◆ **Short task**
Leave out the pictures and repeat the rest of the material exactly.

+---+

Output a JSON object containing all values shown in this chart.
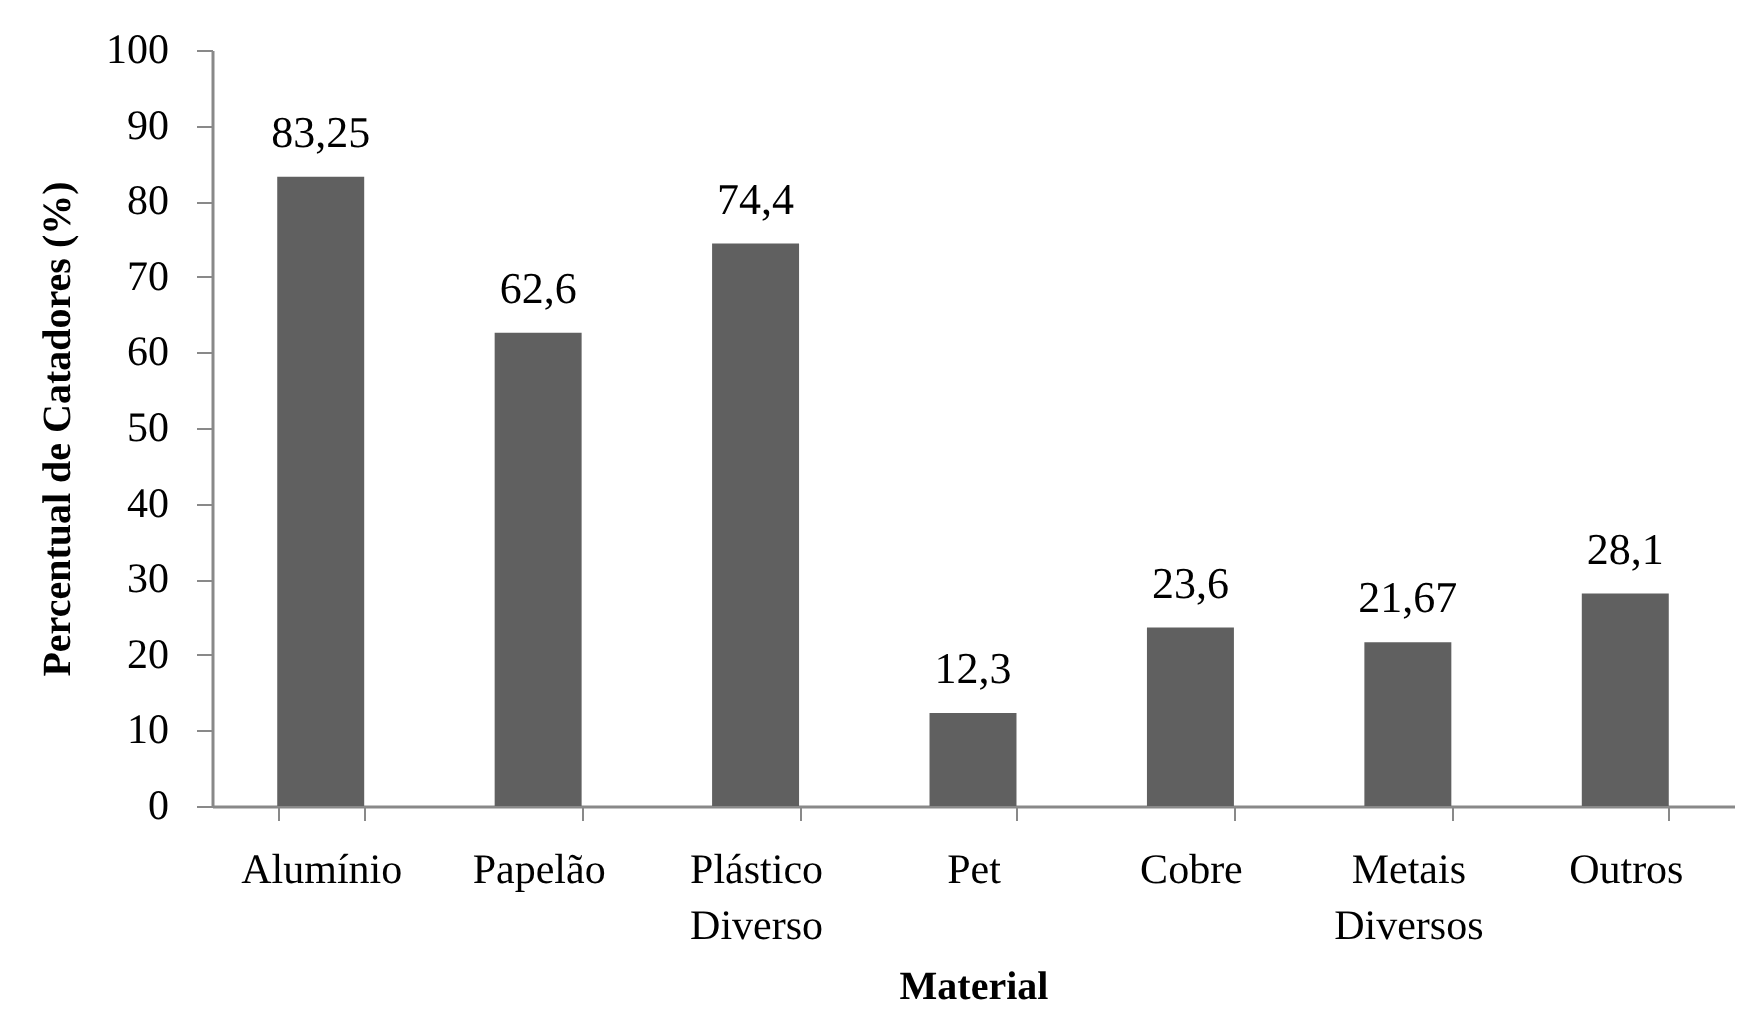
{
  "chart_data": {
    "type": "bar",
    "categories": [
      "Alumínio",
      "Papelão",
      "Plástico Diverso",
      "Pet",
      "Cobre",
      "Metais Diversos",
      "Outros"
    ],
    "values": [
      83.25,
      62.6,
      74.4,
      12.3,
      23.6,
      21.67,
      28.1
    ],
    "value_labels": [
      "83,25",
      "62,6",
      "74,4",
      "12,3",
      "23,6",
      "21,67",
      "28,1"
    ],
    "color": "#606060",
    "xlabel": "Material",
    "ylabel": "Percentual de Catadores (%)",
    "ylim": [
      0,
      100
    ],
    "yticks": [
      0,
      10,
      20,
      30,
      40,
      50,
      60,
      70,
      80,
      90,
      100
    ]
  }
}
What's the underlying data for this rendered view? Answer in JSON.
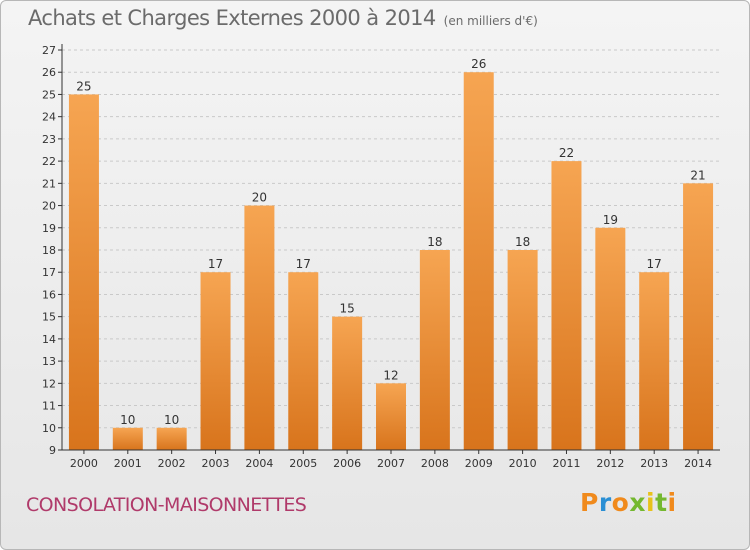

+---+

◆ **Output for this exercise**
Output a JSON object containing all values shown in this chart.
{
  "chart_data": {
    "type": "bar",
    "categories": [
      "Alumínio",
      "Papelão",
      "Plástico Diverso",
      "Pet",
      "Cobre",
      "Metais Diversos",
      "Outros"
    ],
    "values": [
      83.25,
      62.6,
      74.4,
      12.3,
      23.6,
      21.67,
      28.1
    ],
    "value_labels": [
      "83,25",
      "62,6",
      "74,4",
      "12,3",
      "23,6",
      "21,67",
      "28,1"
    ],
    "color": "#606060",
    "xlabel": "Material",
    "ylabel": "Percentual de Catadores (%)",
    "ylim": [
      0,
      100
    ],
    "yticks": [
      0,
      10,
      20,
      30,
      40,
      50,
      60,
      70,
      80,
      90,
      100
    ]
  }
}
What's the underlying data for this rendered view? Answer in JSON.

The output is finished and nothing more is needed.